Take every line that has the string "системы" and copy it out.

-------------------------

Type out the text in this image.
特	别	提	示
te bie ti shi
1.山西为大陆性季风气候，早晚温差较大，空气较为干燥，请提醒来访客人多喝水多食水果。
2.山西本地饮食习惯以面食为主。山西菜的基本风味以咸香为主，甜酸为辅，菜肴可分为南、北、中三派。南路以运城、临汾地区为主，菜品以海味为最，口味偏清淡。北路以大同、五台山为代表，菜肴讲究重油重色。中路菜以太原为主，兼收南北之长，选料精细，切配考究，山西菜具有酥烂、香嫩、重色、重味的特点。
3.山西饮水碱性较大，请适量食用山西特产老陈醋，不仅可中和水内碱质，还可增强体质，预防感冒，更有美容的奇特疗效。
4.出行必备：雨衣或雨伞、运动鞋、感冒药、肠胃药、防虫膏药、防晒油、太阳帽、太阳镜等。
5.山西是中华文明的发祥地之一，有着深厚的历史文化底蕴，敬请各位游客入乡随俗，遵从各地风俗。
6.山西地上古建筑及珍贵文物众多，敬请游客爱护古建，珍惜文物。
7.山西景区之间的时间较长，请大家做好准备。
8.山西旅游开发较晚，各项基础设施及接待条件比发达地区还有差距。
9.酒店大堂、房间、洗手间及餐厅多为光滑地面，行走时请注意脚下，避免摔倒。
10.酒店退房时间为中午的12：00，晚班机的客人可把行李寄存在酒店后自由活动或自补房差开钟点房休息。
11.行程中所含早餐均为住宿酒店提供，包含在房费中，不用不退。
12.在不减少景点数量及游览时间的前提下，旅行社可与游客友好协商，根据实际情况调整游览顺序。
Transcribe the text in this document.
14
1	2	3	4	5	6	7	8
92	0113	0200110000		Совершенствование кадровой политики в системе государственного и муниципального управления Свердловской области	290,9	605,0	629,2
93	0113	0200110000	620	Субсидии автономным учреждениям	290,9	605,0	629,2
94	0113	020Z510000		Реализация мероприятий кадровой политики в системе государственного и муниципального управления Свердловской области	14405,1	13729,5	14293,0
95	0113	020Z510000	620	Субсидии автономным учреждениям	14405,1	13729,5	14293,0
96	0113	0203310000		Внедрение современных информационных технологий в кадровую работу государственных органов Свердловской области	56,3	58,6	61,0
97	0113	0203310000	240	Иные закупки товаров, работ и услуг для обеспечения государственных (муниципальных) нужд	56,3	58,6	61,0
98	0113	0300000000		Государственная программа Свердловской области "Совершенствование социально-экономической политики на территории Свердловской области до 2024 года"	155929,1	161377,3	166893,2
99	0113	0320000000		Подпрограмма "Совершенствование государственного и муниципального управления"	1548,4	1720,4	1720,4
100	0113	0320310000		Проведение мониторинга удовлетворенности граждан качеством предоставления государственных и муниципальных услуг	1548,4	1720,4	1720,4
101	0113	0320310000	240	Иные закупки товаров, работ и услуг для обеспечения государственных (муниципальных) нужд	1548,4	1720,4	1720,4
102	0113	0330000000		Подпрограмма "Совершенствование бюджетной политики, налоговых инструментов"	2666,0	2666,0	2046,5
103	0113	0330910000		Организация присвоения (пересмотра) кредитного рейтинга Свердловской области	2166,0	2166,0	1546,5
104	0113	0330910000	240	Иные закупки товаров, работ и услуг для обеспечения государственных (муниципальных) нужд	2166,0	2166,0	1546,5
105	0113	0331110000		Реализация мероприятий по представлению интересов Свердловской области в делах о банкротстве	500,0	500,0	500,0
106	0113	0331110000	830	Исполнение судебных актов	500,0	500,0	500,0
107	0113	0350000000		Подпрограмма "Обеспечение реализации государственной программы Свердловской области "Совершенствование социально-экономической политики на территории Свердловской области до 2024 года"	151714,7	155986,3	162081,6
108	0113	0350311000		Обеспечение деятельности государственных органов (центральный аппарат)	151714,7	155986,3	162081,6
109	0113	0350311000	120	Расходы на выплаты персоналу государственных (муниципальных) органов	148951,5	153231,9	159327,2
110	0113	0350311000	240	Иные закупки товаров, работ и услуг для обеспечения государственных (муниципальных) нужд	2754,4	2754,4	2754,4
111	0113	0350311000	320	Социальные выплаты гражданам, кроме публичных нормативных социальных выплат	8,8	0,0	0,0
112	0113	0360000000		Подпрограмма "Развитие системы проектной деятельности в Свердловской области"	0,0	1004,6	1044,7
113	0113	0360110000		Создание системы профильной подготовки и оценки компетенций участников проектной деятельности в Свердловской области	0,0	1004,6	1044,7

-------------------------

Expected output
112	0113	0360000000		Подпрограмма "Развитие системы проектной деятельности в Свердловской области"	0,0	1004,6	1044,7
113	0113	0360110000		Создание системы профильной подготовки и оценки компетенций участников проектной деятельности в Свердловской области	0,0	1004,6	1044,7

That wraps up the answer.